■ What the exercise asks
The records that follow should be retyped word for word.

Start Extracted data

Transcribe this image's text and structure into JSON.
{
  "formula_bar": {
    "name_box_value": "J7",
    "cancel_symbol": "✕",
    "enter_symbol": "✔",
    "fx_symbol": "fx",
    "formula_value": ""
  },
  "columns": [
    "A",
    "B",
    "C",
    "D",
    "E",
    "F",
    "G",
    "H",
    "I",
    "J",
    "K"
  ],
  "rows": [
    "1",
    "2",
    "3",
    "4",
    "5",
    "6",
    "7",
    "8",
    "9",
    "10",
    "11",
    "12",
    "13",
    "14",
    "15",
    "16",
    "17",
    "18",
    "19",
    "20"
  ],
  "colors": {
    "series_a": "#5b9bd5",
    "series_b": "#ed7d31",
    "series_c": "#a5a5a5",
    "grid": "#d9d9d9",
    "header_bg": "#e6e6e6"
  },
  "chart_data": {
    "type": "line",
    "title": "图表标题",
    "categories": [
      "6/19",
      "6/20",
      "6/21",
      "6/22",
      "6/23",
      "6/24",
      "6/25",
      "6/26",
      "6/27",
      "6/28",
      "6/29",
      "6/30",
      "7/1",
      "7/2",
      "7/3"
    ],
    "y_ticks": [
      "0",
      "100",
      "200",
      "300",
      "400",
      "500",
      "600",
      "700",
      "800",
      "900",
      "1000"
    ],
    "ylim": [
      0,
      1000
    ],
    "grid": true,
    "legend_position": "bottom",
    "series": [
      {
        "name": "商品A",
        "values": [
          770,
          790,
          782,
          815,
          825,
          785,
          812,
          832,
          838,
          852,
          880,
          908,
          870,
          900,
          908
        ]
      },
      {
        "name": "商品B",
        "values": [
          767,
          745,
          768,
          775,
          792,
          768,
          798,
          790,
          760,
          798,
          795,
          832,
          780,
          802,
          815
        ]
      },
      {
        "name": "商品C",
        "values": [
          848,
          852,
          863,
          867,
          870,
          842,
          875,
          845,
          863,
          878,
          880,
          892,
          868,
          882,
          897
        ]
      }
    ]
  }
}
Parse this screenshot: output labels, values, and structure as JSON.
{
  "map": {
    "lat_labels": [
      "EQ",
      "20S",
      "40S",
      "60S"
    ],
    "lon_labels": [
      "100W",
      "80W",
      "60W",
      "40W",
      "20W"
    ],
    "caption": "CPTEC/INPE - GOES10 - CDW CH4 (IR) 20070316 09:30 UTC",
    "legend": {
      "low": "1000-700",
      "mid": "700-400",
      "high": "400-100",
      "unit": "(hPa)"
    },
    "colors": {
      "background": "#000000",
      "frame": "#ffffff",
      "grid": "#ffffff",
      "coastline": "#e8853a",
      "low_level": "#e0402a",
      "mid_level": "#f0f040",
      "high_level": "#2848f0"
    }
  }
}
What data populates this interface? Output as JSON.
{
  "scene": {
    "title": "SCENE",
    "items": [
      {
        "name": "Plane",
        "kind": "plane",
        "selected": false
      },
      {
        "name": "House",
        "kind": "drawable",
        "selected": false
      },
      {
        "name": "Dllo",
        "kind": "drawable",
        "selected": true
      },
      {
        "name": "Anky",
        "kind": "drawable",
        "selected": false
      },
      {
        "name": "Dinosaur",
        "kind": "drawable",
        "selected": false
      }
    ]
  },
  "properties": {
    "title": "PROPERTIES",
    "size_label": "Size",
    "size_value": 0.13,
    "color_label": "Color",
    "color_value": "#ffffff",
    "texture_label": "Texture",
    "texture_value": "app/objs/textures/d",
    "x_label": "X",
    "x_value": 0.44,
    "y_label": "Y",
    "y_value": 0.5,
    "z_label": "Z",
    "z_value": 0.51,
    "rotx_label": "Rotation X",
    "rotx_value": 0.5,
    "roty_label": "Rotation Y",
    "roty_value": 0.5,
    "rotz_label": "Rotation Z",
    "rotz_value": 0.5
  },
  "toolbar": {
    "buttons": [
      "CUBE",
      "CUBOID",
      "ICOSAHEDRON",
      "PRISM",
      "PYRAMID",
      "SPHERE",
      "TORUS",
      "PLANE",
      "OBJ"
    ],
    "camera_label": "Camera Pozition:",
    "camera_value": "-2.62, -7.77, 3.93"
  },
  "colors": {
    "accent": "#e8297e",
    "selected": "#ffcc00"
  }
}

End Extracted data

■ Full solution
Transcribe this image's text and structure into JSON.
{
  "formula_bar": {
    "name_box_value": "J7",
    "cancel_symbol": "✕",
    "enter_symbol": "✔",
    "fx_symbol": "fx",
    "formula_value": ""
  },
  "columns": [
    "A",
    "B",
    "C",
    "D",
    "E",
    "F",
    "G",
    "H",
    "I",
    "J",
    "K"
  ],
  "rows": [
    "1",
    "2",
    "3",
    "4",
    "5",
    "6",
    "7",
    "8",
    "9",
    "10",
    "11",
    "12",
    "13",
    "14",
    "15",
    "16",
    "17",
    "18",
    "19",
    "20"
  ],
  "colors": {
    "series_a": "#5b9bd5",
    "series_b": "#ed7d31",
    "series_c": "#a5a5a5",
    "grid": "#d9d9d9",
    "header_bg": "#e6e6e6"
  },
  "chart_data": {
    "type": "line",
    "title": "图表标题",
    "categories": [
      "6/19",
      "6/20",
      "6/21",
      "6/22",
      "6/23",
      "6/24",
      "6/25",
      "6/26",
      "6/27",
      "6/28",
      "6/29",
      "6/30",
      "7/1",
      "7/2",
      "7/3"
    ],
    "y_ticks": [
      "0",
      "100",
      "200",
      "300",
      "400",
      "500",
      "600",
      "700",
      "800",
      "900",
      "1000"
    ],
    "ylim": [
      0,
      1000
    ],
    "grid": true,
    "legend_position": "bottom",
    "series": [
      {
        "name": "商品A",
        "values": [
          770,
          790,
          782,
          815,
          825,
          785,
          812,
          832,
          838,
          852,
          880,
          908,
          870,
          900,
          908
        ]
      },
      {
        "name": "商品B",
        "values": [
          767,
          745,
          768,
          775,
          792,
          768,
          798,
          790,
          760,
          798,
          795,
          832,
          780,
          802,
          815
        ]
      },
      {
        "name": "商品C",
        "values": [
          848,
          852,
          863,
          867,
          870,
          842,
          875,
          845,
          863,
          878,
          880,
          892,
          868,
          882,
          897
        ]
      }
    ]
  }
}
Parse this screenshot: output labels, values, and structure as JSON.
{
  "map": {
    "lat_labels": [
      "EQ",
      "20S",
      "40S",
      "60S"
    ],
    "lon_labels": [
      "100W",
      "80W",
      "60W",
      "40W",
      "20W"
    ],
    "caption": "CPTEC/INPE - GOES10 - CDW CH4 (IR) 20070316 09:30 UTC",
    "legend": {
      "low": "1000-700",
      "mid": "700-400",
      "high": "400-100",
      "unit": "(hPa)"
    },
    "colors": {
      "background": "#000000",
      "frame": "#ffffff",
      "grid": "#ffffff",
      "coastline": "#e8853a",
      "low_level": "#e0402a",
      "mid_level": "#f0f040",
      "high_level": "#2848f0"
    }
  }
}
What data populates this interface? Output as JSON.
{
  "scene": {
    "title": "SCENE",
    "items": [
      {
        "name": "Plane",
        "kind": "plane",
        "selected": false
      },
      {
        "name": "House",
        "kind": "drawable",
        "selected": false
      },
      {
        "name": "Dllo",
        "kind": "drawable",
        "selected": true
      },
      {
        "name": "Anky",
        "kind": "drawable",
        "selected": false
      },
      {
        "name": "Dinosaur",
        "kind": "drawable",
        "selected": false
      }
    ]
  },
  "properties": {
    "title": "PROPERTIES",
    "size_label": "Size",
    "size_value": 0.13,
    "color_label": "Color",
    "color_value": "#ffffff",
    "texture_label": "Texture",
    "texture_value": "app/objs/textures/d",
    "x_label": "X",
    "x_value": 0.44,
    "y_label": "Y",
    "y_value": 0.5,
    "z_label": "Z",
    "z_value": 0.51,
    "rotx_label": "Rotation X",
    "rotx_value": 0.5,
    "roty_label": "Rotation Y",
    "roty_value": 0.5,
    "rotz_label": "Rotation Z",
    "rotz_value": 0.5
  },
  "toolbar": {
    "buttons": [
      "CUBE",
      "CUBOID",
      "ICOSAHEDRON",
      "PRISM",
      "PYRAMID",
      "SPHERE",
      "TORUS",
      "PLANE",
      "OBJ"
    ],
    "camera_label": "Camera Pozition:",
    "camera_value": "-2.62, -7.77, 3.93"
  },
  "colors": {
    "accent": "#e8297e",
    "selected": "#ffcc00"
  }
}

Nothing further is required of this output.